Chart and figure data

- - - -

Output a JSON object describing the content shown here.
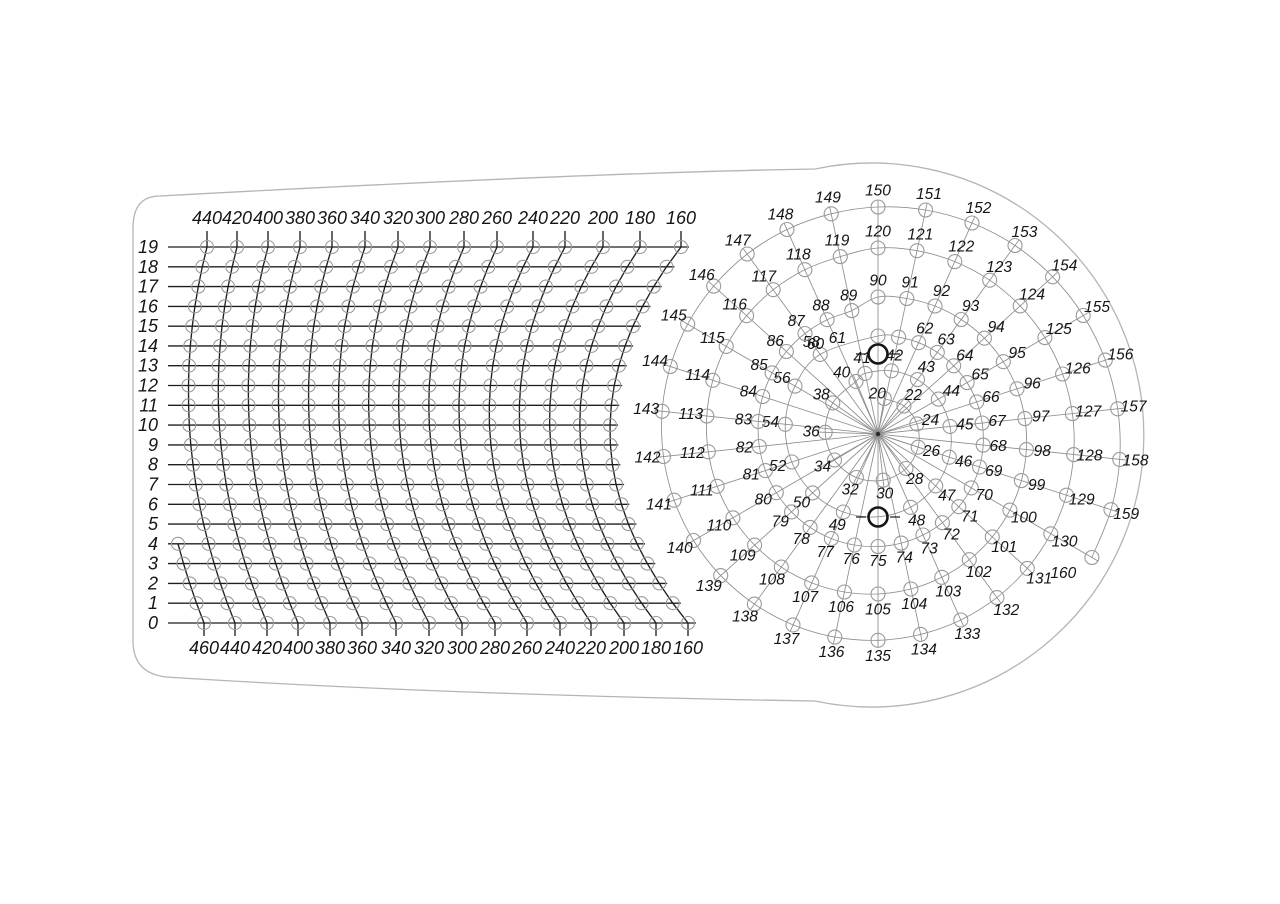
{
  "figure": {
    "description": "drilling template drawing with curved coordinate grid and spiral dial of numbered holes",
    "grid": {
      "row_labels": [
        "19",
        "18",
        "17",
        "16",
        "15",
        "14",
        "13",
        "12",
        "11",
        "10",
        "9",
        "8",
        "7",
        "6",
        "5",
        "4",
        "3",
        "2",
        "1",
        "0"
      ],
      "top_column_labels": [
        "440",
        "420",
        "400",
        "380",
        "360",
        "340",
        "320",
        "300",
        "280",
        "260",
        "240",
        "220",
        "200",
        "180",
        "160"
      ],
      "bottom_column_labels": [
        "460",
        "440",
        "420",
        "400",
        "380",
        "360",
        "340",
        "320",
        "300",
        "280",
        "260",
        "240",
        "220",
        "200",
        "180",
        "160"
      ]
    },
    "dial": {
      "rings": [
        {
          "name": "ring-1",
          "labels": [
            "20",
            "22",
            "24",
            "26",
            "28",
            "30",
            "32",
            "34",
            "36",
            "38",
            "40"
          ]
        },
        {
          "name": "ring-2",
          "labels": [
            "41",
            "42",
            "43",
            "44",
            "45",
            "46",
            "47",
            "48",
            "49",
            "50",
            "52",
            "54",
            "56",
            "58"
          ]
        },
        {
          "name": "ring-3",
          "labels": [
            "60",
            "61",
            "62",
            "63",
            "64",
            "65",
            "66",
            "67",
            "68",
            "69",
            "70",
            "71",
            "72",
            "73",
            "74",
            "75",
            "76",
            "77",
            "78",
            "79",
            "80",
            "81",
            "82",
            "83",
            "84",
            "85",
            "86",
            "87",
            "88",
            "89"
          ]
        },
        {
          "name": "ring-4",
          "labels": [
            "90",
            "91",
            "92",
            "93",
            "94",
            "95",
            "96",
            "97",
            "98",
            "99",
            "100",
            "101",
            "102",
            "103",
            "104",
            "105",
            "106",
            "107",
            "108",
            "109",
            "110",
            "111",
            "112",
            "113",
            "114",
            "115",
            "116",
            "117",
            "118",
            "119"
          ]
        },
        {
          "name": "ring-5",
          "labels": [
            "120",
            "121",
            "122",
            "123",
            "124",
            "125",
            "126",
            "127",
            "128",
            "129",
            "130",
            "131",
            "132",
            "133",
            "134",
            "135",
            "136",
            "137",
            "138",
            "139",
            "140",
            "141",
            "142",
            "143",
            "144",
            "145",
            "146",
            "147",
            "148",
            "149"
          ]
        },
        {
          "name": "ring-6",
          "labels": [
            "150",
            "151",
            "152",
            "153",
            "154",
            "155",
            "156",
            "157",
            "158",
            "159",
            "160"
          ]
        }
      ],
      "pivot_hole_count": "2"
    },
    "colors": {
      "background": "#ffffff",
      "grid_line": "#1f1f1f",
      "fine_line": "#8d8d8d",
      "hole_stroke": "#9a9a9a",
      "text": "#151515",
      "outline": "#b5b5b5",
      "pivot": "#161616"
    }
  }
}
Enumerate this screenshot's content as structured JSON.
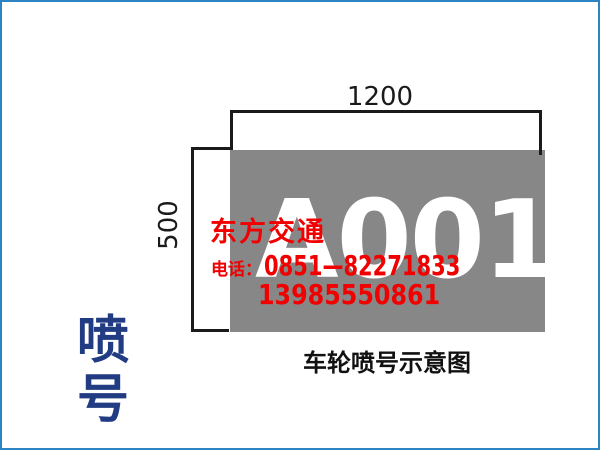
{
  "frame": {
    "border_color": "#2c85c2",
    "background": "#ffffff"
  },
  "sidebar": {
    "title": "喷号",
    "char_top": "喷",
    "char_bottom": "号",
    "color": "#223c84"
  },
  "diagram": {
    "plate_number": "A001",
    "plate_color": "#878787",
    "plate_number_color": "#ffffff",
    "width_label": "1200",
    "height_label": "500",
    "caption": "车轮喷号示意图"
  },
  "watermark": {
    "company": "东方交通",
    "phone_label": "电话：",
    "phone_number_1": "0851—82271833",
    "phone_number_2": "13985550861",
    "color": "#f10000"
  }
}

- - - -

From the data above, copy each line that holds "dial".

FULL ANSWER:
    "description": "drilling template drawing with curved coordinate grid and spiral dial of numbered holes",
    "dial": {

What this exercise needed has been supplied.